Direction
Write out each entry again. Keep every word exactly as it is.

+++

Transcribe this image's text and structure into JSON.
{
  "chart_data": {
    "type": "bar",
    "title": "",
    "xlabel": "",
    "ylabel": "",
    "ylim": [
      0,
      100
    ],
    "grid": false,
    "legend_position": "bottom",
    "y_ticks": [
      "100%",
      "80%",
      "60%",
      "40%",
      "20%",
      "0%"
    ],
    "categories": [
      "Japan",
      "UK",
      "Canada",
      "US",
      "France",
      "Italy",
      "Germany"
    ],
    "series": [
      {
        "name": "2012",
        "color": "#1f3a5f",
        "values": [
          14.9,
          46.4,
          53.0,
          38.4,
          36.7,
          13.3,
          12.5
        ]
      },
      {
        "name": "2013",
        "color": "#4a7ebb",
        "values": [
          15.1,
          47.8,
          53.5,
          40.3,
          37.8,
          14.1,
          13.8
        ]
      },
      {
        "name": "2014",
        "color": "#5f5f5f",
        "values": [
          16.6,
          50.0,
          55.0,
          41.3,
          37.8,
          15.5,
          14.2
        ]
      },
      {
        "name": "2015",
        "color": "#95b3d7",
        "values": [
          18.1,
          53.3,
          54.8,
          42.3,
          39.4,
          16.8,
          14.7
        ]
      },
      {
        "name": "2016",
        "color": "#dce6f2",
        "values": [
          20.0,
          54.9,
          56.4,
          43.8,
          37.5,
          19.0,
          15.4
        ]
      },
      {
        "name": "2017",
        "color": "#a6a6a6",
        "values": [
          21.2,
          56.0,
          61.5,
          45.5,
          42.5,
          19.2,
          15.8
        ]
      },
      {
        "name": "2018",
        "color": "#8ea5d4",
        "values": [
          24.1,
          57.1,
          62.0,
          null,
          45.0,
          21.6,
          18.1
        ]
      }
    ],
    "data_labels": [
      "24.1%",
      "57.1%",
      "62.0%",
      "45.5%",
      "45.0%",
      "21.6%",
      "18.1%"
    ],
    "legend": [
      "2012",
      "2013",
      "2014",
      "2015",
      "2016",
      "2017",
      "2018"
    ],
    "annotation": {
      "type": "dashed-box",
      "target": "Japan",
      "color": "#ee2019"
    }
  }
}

+++

Full solution
Transcribe this image's text and structure into JSON.
{
  "chart_data": {
    "type": "bar",
    "title": "",
    "xlabel": "",
    "ylabel": "",
    "ylim": [
      0,
      100
    ],
    "grid": false,
    "legend_position": "bottom",
    "y_ticks": [
      "100%",
      "80%",
      "60%",
      "40%",
      "20%",
      "0%"
    ],
    "categories": [
      "Japan",
      "UK",
      "Canada",
      "US",
      "France",
      "Italy",
      "Germany"
    ],
    "series": [
      {
        "name": "2012",
        "color": "#1f3a5f",
        "values": [
          14.9,
          46.4,
          53.0,
          38.4,
          36.7,
          13.3,
          12.5
        ]
      },
      {
        "name": "2013",
        "color": "#4a7ebb",
        "values": [
          15.1,
          47.8,
          53.5,
          40.3,
          37.8,
          14.1,
          13.8
        ]
      },
      {
        "name": "2014",
        "color": "#5f5f5f",
        "values": [
          16.6,
          50.0,
          55.0,
          41.3,
          37.8,
          15.5,
          14.2
        ]
      },
      {
        "name": "2015",
        "color": "#95b3d7",
        "values": [
          18.1,
          53.3,
          54.8,
          42.3,
          39.4,
          16.8,
          14.7
        ]
      },
      {
        "name": "2016",
        "color": "#dce6f2",
        "values": [
          20.0,
          54.9,
          56.4,
          43.8,
          37.5,
          19.0,
          15.4
        ]
      },
      {
        "name": "2017",
        "color": "#a6a6a6",
        "values": [
          21.2,
          56.0,
          61.5,
          45.5,
          42.5,
          19.2,
          15.8
        ]
      },
      {
        "name": "2018",
        "color": "#8ea5d4",
        "values": [
          24.1,
          57.1,
          62.0,
          null,
          45.0,
          21.6,
          18.1
        ]
      }
    ],
    "data_labels": [
      "24.1%",
      "57.1%",
      "62.0%",
      "45.5%",
      "45.0%",
      "21.6%",
      "18.1%"
    ],
    "legend": [
      "2012",
      "2013",
      "2014",
      "2015",
      "2016",
      "2017",
      "2018"
    ],
    "annotation": {
      "type": "dashed-box",
      "target": "Japan",
      "color": "#ee2019"
    }
  }
}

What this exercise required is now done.